Set of tasks:
(1) In the mailing-list reply about Designated Movable Blocks, rewrite the paragraph beginning "There appears to be some confusion" as a short bulleted list that keeps its main facts.
(2) Answer these from the mailing-list reply about Designated Movable Blocks:
(a) What was the original purpose of page_alloc.shuffle, as recalled in the reply?
(b) What is named as the primary interface for controlling access to memory with different characteristics?
(c) Which device is given as an example of having multiple memory controllers?
(3) From the mailing-list reply about Designated Movable Blocks, extract the passage word for word, beginning at the words "I agree that" and stopping after the words "core mm concern.".

Source excerpt:
Re: [PATCH v3 0/9] mm: introduce Designated Movable Blocks

From: Doug Berger
Date: Thu Jan 19 2023 - 17:52:37 EST


On 1/4/2023 7:43 AM, Mel Gorman wrote:
On Wed, Dec 14, 2022 at 04:17:35PM -0800, Doug Berger wrote:
On 11/18/2022 9:05 AM, Mel Gorman wrote:
On Wed, Nov 02, 2022 at 03:33:53PM -0700, Doug Berger wrote:

[snip]

I was not familiar with page_alloc.shuffle, but it may very well have a role
to play here.


It almost certainly does because unlike zones or CMA, it affects how
free lists are arranged. IIRC, the original purpose was about improving
performance of high-speed direct-mapped cache but it also serves a
purpose in this case -- randomising allocations between two channels.
It's still not perfect interleaving but better than none.

Agreed.

A
major limitation of ZONE_MOVABLE is that there is no way of controlling
access from userspace to restrict the high-speed memory to a designated
application, only to all applications in general. The primary interface
to control access to memory with different characteristics is mempolicies
which is NUMA orientated, not zone orientated. So, if there is a special
application that requires exclusive access, it's very difficult to configure
based on zones. Furthermore, page table pages mapping data located in the
high-speed region are stored in the slower memory which potentially impacts
the performance if the working set of the application exceeds TLB reach.
Finally, while there is mention that Broadcom may have some special
interface to determine what applications can use the high-speed region,
it's hardware-specific as opposed to something that belongs in the core mm.

I agree that keeping the high-speed memory in a local node and using "sticky"
pageblocks or CMA has limitations of its own but in itself, that does not
justify using ZONE_MOVABLE in my opinion. The statement that ARM can have
multiple controllers with equal distance and bandwidth (if I'm reading it
correctly) but places them in different zones.... that's just a bit weird if
there are no other addressing limitations. It's not obvious why ARM would do
that, but it also does not matter because it shouldn't be a core mm concern.

There appears to be some confusion regarding my explanation of multiple
memory controllers on a device like the BCM7278. There is no inherent
performance difference between the two memory controllers and their attached
DRAM. They merely provide the opportunity to perform memory accesses in
parallel for different physical address ranges. The physical address ranges
were selected by the SoC designers for reasons only known to them, but I'm
sure they had no consideration of zones in their decision making. The
selection of zones remains an artifact of the design of Linux.


Ok, so the channels are equal but the channels are not interleaved in
hardware so basically you are trying to implement software-based memory
channel interleaving?

I suppose that could be a fair characterization of the objective, though the
approach taken here is very much a "poor man's" approach that attempts to
improve things without requiring the "heavy lifting" required for a more
complete solution.


It's still unfortunate that the concept of zones being primarily about
addressing or capability limitations changes.

Perhaps arguably, the ZONE_MOVABLE zone continues to be about a capability limitation (i.e. the page allocator cannot use the zone to satisfy requests for non-movable/pinnable memory). This capability limitation has value in different use cases. The hugetlbfs benefits by being able to move data to better compact free memory into higher order free pages. The memory hotplug users benefit by being able to move data before removing memory from the system. A "reusable" reserved memory implementation could benefit from it by being able to move data out of the range when it is reclaimed by the software that owns the reservation.

Entries provided:
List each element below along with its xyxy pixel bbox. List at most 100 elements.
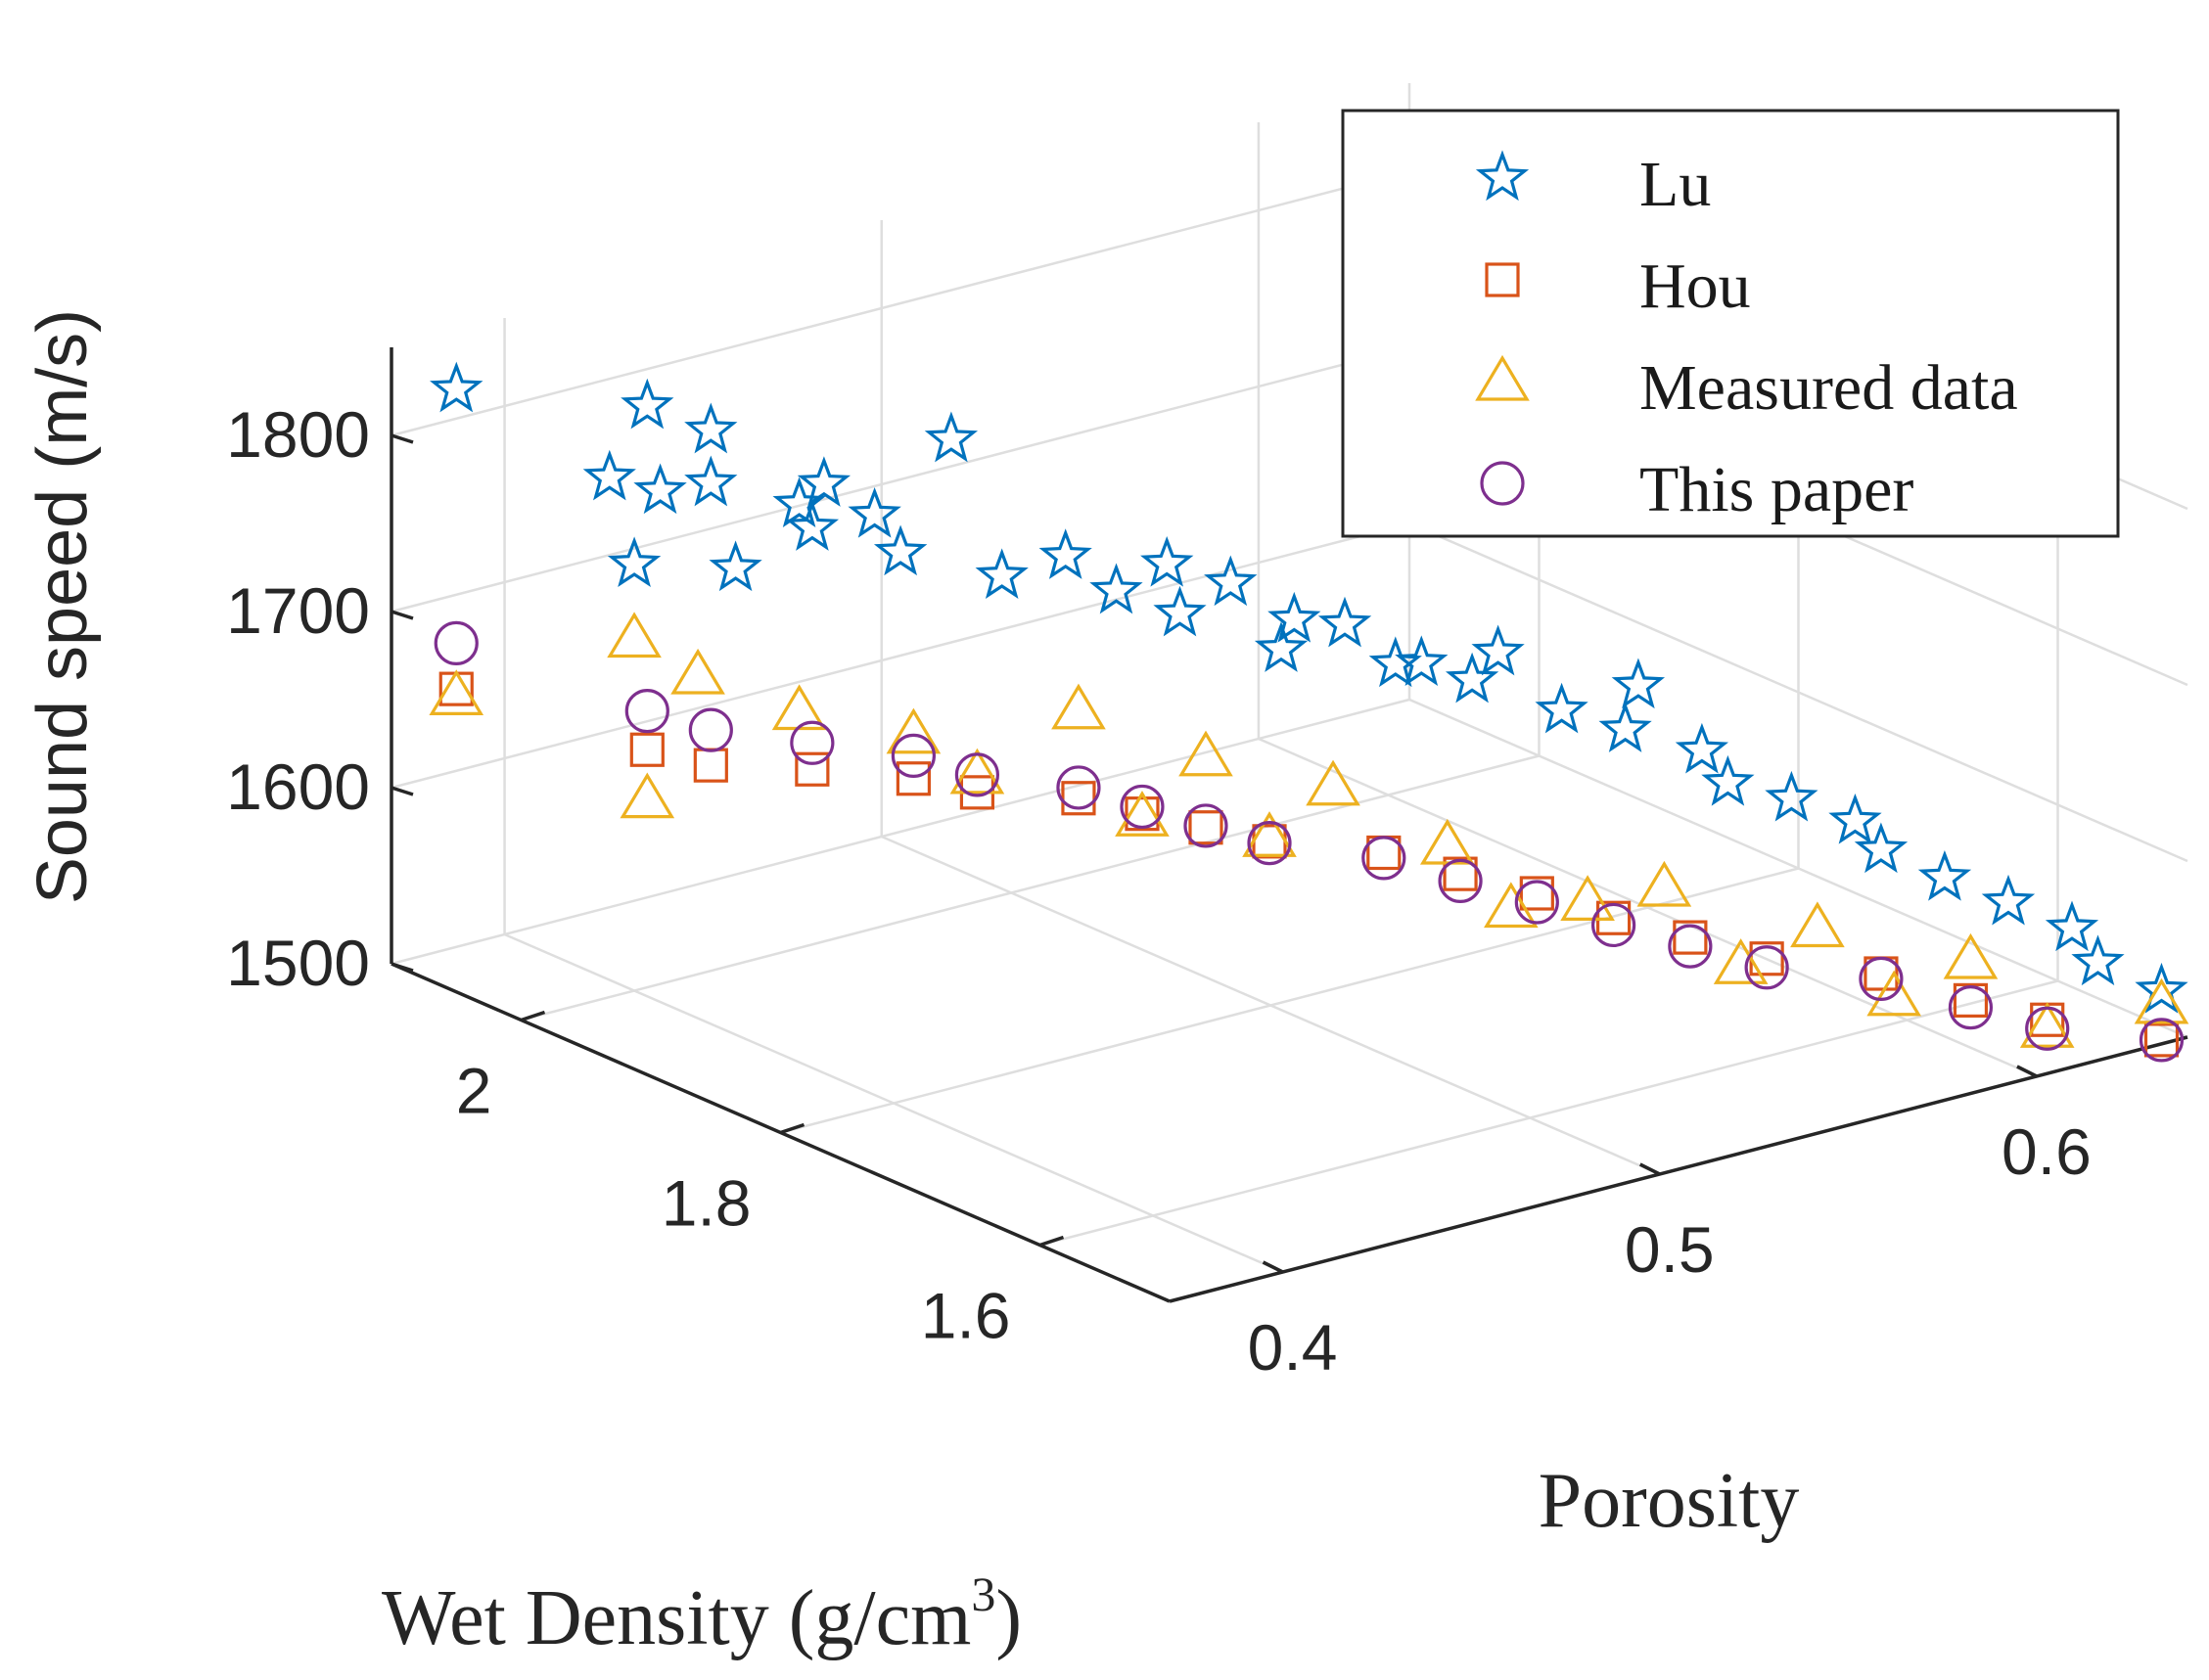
point-lu-9	[848, 486, 901, 538]
x-axis-title-sup: 3	[971, 1566, 995, 1621]
legend-markers	[1475, 150, 1530, 506]
point-hou-8	[1188, 810, 1223, 845]
point-lu-14	[975, 548, 1029, 599]
point-lu-26	[1471, 624, 1525, 676]
point-measured-data-7	[1051, 683, 1106, 730]
point-lu-0	[430, 361, 483, 413]
legend-marker-this-paper	[1480, 461, 1525, 506]
y-tick-2	[2016, 1065, 2038, 1078]
point-lu-11	[709, 540, 762, 592]
x-tick-label-1: 1.8	[662, 1167, 752, 1240]
point-measured-data-9	[1178, 730, 1233, 777]
point-this-paper-18	[2025, 1006, 2070, 1051]
y-tick-label-2: 0.6	[2002, 1115, 2092, 1188]
point-lu-2	[684, 402, 738, 454]
point-this-paper-4	[891, 733, 936, 778]
point-lu-22	[1317, 596, 1372, 648]
point-hou-12	[1519, 876, 1554, 911]
point-hou-14	[1673, 920, 1708, 955]
legend-label-lu: Lu	[1639, 149, 1711, 220]
point-lu-31	[1701, 754, 1755, 806]
z-tick-label-1: 1600	[226, 750, 370, 823]
point-lu-12	[607, 536, 662, 588]
floor-grid-density-2	[521, 754, 1540, 1022]
point-hou-6	[1061, 781, 1096, 816]
point-measured-data-2	[670, 648, 725, 695]
x-tick-label-0: 2	[456, 1055, 492, 1127]
legend-box	[1341, 109, 2120, 538]
legend: Lu Hou Measured data This paper	[1341, 109, 2120, 538]
z-tick-0	[391, 962, 414, 973]
point-measured-data-20	[2019, 1002, 2075, 1048]
floor-grid-density-0	[1039, 979, 2058, 1247]
point-this-paper-9	[1247, 821, 1292, 866]
point-lu-18	[1153, 585, 1207, 637]
point-this-paper-10	[1361, 836, 1406, 881]
x-tick-0	[520, 1010, 546, 1022]
point-lu-27	[1535, 682, 1588, 734]
point-hou-2	[693, 748, 728, 783]
point-lu-17	[1140, 535, 1194, 587]
z-tick-1	[391, 786, 414, 796]
point-lu-35	[1917, 849, 1972, 901]
x-axis-title: Wet Density (g/cm3)	[382, 1566, 1022, 1661]
y-axis-line	[1169, 1035, 2188, 1303]
point-lu-21	[1254, 621, 1309, 672]
point-hou-3	[795, 751, 830, 787]
axes	[390, 347, 2188, 1303]
y-axis-title: Porosity	[1539, 1458, 1800, 1544]
point-measured-data-16	[1713, 938, 1769, 984]
point-hou-4	[896, 761, 931, 796]
point-this-paper-1	[624, 689, 669, 734]
point-hou-1	[629, 732, 665, 767]
x-tick-2	[1038, 1235, 1065, 1248]
x-tick-label-2: 1.6	[921, 1280, 1011, 1352]
point-this-paper-15	[1744, 945, 1789, 990]
point-measured-data-14	[1560, 875, 1615, 921]
point-this-paper-13	[1591, 902, 1636, 948]
point-measured-data-3	[620, 772, 675, 819]
data-points	[429, 361, 2189, 1063]
x-axis-title-main: Wet Density (g/cm	[382, 1575, 971, 1661]
point-lu-5	[684, 455, 738, 507]
point-lu-24	[1395, 635, 1449, 686]
point-measured-data-21	[2134, 977, 2189, 1024]
series-measured-data	[429, 612, 2189, 1048]
point-lu-8	[797, 456, 851, 507]
legend-label-measured-data: Measured data	[1639, 352, 2018, 424]
speed-grid-0	[391, 698, 2188, 1039]
point-lu-39	[2135, 962, 2188, 1014]
point-measured-data-8	[1115, 791, 1170, 837]
point-measured-data-0	[429, 669, 484, 715]
point-lu-28	[1598, 702, 1652, 752]
point-measured-data-6	[949, 748, 1005, 795]
series-lu	[430, 361, 2188, 1014]
x-tick-1	[779, 1122, 805, 1135]
z-tick-label-3: 1800	[226, 398, 370, 471]
z-tick-labels: 1500 1600 1700 1800	[226, 398, 370, 999]
z-tick-2	[391, 610, 414, 620]
speed-grid-1	[391, 522, 2188, 863]
point-this-paper-11	[1438, 858, 1483, 903]
point-measured-data-13	[1484, 882, 1539, 929]
series-hou	[438, 671, 2180, 1058]
point-lu-7	[785, 500, 840, 551]
point-this-paper-3	[790, 720, 835, 765]
point-this-paper-5	[954, 752, 1000, 797]
point-measured-data-19	[1943, 932, 1999, 979]
legend-label-this-paper: This paper	[1639, 454, 1913, 525]
point-lu-16	[1089, 563, 1143, 614]
point-this-paper-0	[434, 620, 479, 665]
floor-grid-porosity-1	[881, 835, 1661, 1176]
series-this-paper	[434, 620, 2185, 1063]
point-this-paper-17	[1948, 984, 1994, 1030]
point-lu-32	[1765, 770, 1818, 822]
z-axis-title: Sound speed (m/s)	[23, 309, 102, 904]
y-tick-label-0: 0.4	[1248, 1311, 1338, 1384]
point-this-paper-12	[1514, 880, 1559, 925]
legend-marker-hou	[1485, 262, 1520, 297]
point-lu-38	[2071, 934, 2125, 986]
point-this-paper-2	[688, 707, 733, 752]
z-tick-label-0: 1500	[226, 927, 370, 999]
x-axis-title-end: )	[995, 1575, 1022, 1661]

Answers:
(1)
- The BCM7278 has multiple memory controllers, and there is no inherent performance difference between the two controllers and their attached DRAM.
- They let memory accesses run in parallel for different physical address ranges.
- SoC designers chose the physical address ranges for their own reasons, without considering zones.
- The choice of zones is an artifact of Linux's design.

(2)
(a) Improving performance of high-speed direct-mapped cache.
(b) Mempolicies.
(c) The BCM7278.

(3)
I agree that keeping the high-speed memory in a local node and using "sticky"
pageblocks or CMA has limitations of its own but in itself, that does not
justify using ZONE_MOVABLE in my opinion. The statement that ARM can have
multiple controllers with equal distance and bandwidth (if I'm reading it
correctly) but places them in different zones.... that's just a bit weird if
there are no other addressing limitations. It's not obvious why ARM would do
that, but it also does not matter because it shouldn't be a core mm concern.